- DESCRIPTION OF THE TASK
Transcribe all the records with complete accuracy.
________________
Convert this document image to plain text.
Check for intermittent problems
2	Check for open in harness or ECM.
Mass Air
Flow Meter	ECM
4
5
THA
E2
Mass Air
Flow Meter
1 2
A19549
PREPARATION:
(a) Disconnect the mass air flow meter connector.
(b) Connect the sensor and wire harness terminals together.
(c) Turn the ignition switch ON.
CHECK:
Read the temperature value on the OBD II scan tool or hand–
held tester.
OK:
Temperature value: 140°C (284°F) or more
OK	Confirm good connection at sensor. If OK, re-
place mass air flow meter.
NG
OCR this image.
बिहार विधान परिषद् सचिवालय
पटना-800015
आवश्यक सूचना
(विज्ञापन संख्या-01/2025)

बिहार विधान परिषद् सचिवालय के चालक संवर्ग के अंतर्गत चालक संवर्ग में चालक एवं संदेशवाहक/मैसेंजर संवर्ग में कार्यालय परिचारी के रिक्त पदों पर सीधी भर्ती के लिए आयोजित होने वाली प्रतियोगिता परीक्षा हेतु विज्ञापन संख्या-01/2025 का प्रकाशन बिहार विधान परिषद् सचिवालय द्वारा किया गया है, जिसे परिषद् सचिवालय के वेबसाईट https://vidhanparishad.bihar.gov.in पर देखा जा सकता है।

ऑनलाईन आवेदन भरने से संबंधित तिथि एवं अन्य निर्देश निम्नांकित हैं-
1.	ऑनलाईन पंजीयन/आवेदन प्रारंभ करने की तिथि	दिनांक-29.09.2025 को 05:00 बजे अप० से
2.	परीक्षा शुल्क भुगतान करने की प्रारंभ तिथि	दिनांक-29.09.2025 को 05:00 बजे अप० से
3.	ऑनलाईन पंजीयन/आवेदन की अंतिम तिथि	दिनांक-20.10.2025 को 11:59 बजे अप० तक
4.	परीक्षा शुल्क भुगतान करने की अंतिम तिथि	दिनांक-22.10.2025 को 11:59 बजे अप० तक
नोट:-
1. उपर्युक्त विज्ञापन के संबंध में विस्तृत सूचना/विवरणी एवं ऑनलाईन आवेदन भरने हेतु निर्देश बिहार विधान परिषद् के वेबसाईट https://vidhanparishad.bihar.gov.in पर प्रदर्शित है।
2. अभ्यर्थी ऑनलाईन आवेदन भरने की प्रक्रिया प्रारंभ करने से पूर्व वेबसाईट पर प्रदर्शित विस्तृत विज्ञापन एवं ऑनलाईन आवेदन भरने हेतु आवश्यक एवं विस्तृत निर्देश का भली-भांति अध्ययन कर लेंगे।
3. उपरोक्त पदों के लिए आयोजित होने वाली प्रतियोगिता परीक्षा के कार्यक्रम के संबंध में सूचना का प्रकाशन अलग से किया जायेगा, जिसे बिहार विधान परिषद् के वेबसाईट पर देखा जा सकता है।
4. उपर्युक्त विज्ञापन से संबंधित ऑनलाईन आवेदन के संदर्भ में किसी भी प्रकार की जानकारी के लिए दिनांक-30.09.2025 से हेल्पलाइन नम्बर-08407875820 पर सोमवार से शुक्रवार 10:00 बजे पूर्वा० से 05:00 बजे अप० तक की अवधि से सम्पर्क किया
________________
- ANSWER TO THIS TASK
Convert this document image to plain text.
Check for intermittent problems
2	Check for open in harness or ECM.
Mass Air
Flow Meter	ECM
4
5
THA
E2
Mass Air
Flow Meter
1 2
A19549
PREPARATION:
(a) Disconnect the mass air flow meter connector.
(b) Connect the sensor and wire harness terminals together.
(c) Turn the ignition switch ON.
CHECK:
Read the temperature value on the OBD II scan tool or hand–
held tester.
OK:
Temperature value: 140°C (284°F) or more
OK	Confirm good connection at sensor. If OK, re-
place mass air flow meter.
NG
OCR this image.
बिहार विधान परिषद् सचिवालय
पटना-800015
आवश्यक सूचना
(विज्ञापन संख्या-01/2025)

बिहार विधान परिषद् सचिवालय के चालक संवर्ग के अंतर्गत चालक संवर्ग में चालक एवं संदेशवाहक/मैसेंजर संवर्ग में कार्यालय परिचारी के रिक्त पदों पर सीधी भर्ती के लिए आयोजित होने वाली प्रतियोगिता परीक्षा हेतु विज्ञापन संख्या-01/2025 का प्रकाशन बिहार विधान परिषद् सचिवालय द्वारा किया गया है, जिसे परिषद् सचिवालय के वेबसाईट https://vidhanparishad.bihar.gov.in पर देखा जा सकता है।

ऑनलाईन आवेदन भरने से संबंधित तिथि एवं अन्य निर्देश निम्नांकित हैं-
1.	ऑनलाईन पंजीयन/आवेदन प्रारंभ करने की तिथि	दिनांक-29.09.2025 को 05:00 बजे अप० से
2.	परीक्षा शुल्क भुगतान करने की प्रारंभ तिथि	दिनांक-29.09.2025 को 05:00 बजे अप० से
3.	ऑनलाईन पंजीयन/आवेदन की अंतिम तिथि	दिनांक-20.10.2025 को 11:59 बजे अप० तक
4.	परीक्षा शुल्क भुगतान करने की अंतिम तिथि	दिनांक-22.10.2025 को 11:59 बजे अप० तक
नोट:-
1. उपर्युक्त विज्ञापन के संबंध में विस्तृत सूचना/विवरणी एवं ऑनलाईन आवेदन भरने हेतु निर्देश बिहार विधान परिषद् के वेबसाईट https://vidhanparishad.bihar.gov.in पर प्रदर्शित है।
2. अभ्यर्थी ऑनलाईन आवेदन भरने की प्रक्रिया प्रारंभ करने से पूर्व वेबसाईट पर प्रदर्शित विस्तृत विज्ञापन एवं ऑनलाईन आवेदन भरने हेतु आवश्यक एवं विस्तृत निर्देश का भली-भांति अध्ययन कर लेंगे।
3. उपरोक्त पदों के लिए आयोजित होने वाली प्रतियोगिता परीक्षा के कार्यक्रम के संबंध में सूचना का प्रकाशन अलग से किया जायेगा, जिसे बिहार विधान परिषद् के वेबसाईट पर देखा जा सकता है।
4. उपर्युक्त विज्ञापन से संबंधित ऑनलाईन आवेदन के संदर्भ में किसी भी प्रकार की जानकारी के लिए दिनांक-30.09.2025 से हेल्पलाइन नम्बर-08407875820 पर सोमवार से शुक्रवार 10:00 बजे पूर्वा० से 05:00 बजे अप० तक की अवधि से सम्पर्क किया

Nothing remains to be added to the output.